■ **Set problem**:
Find all lines in the listing that include the word "label", then copy them.

Stored entries:
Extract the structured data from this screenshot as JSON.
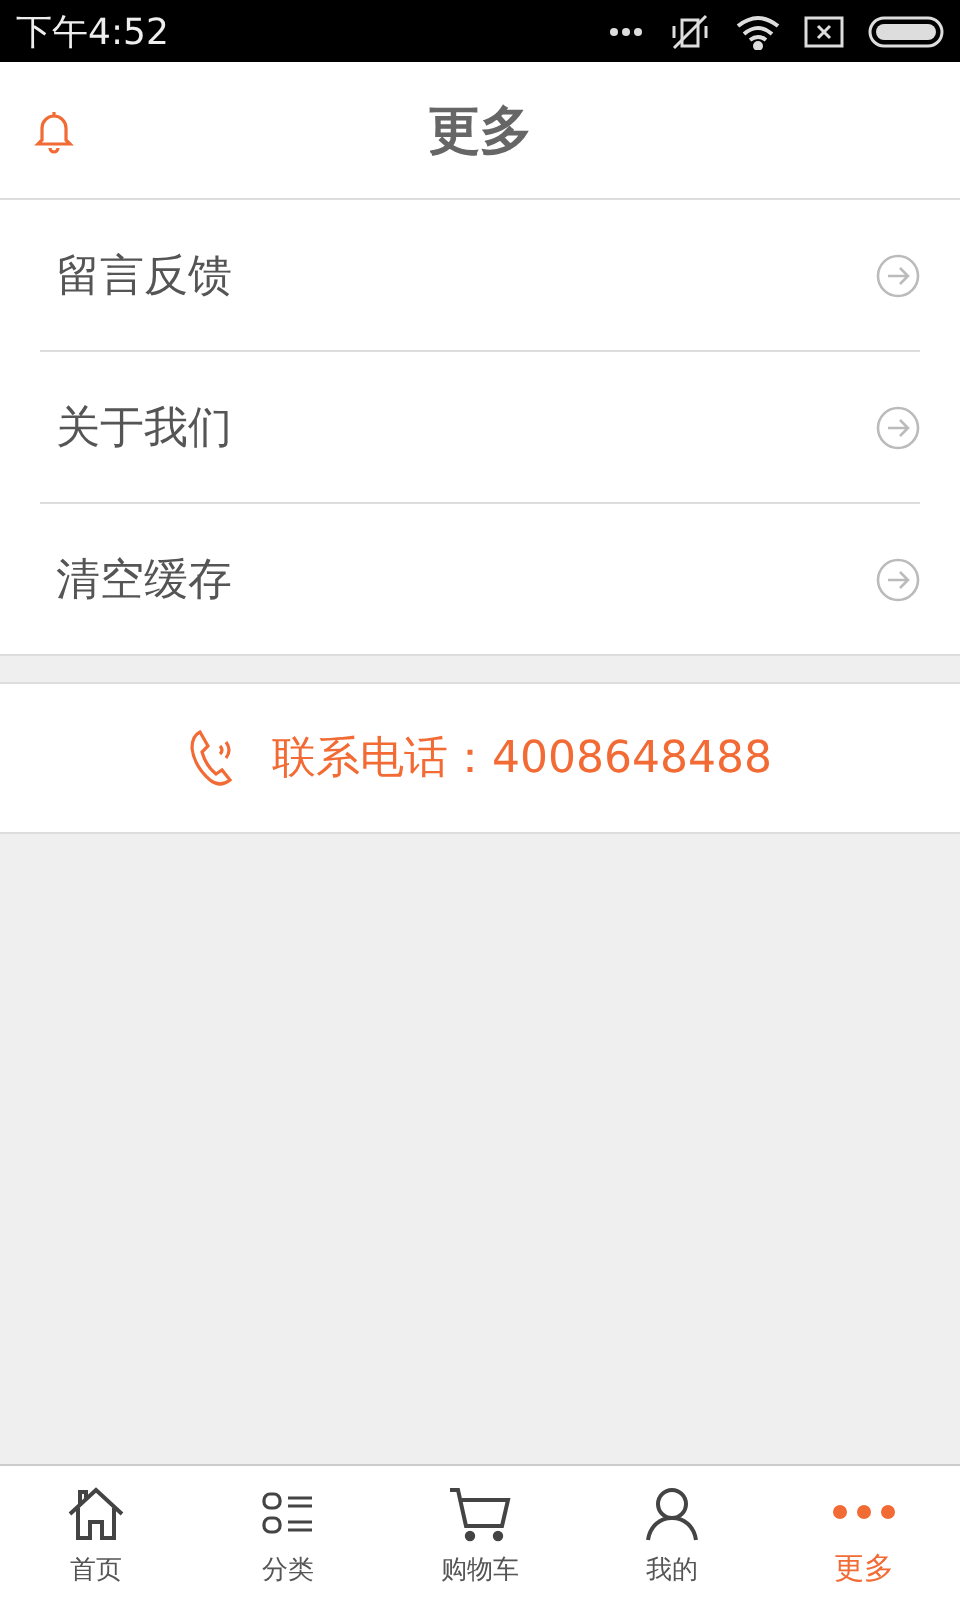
{
  "status_bar": {
    "time": "下午4:52"
  },
  "header": {
    "title": "更多"
  },
  "menu": [
    {
      "label": "留言反馈"
    },
    {
      "label": "关于我们"
    },
    {
      "label": "清空缓存"
    }
  ],
  "contact": {
    "text": "联系电话：4008648488"
  },
  "tabs": [
    {
      "kind": "home",
      "label": "首页",
      "selected": false
    },
    {
      "kind": "category",
      "label": "分类",
      "selected": false
    },
    {
      "kind": "cart",
      "label": "购物车",
      "selected": false
    },
    {
      "kind": "user",
      "label": "我的",
      "selected": false
    },
    {
      "kind": "more",
      "label": "更多",
      "selected": true
    }
  ]
}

■ **Answer for the task**:
      "label": "留言反馈"
      "label": "关于我们"
      "label": "清空缓存"
      "label": "首页",
      "label": "分类",
      "label": "购物车",
      "label": "我的",
      "label": "更多",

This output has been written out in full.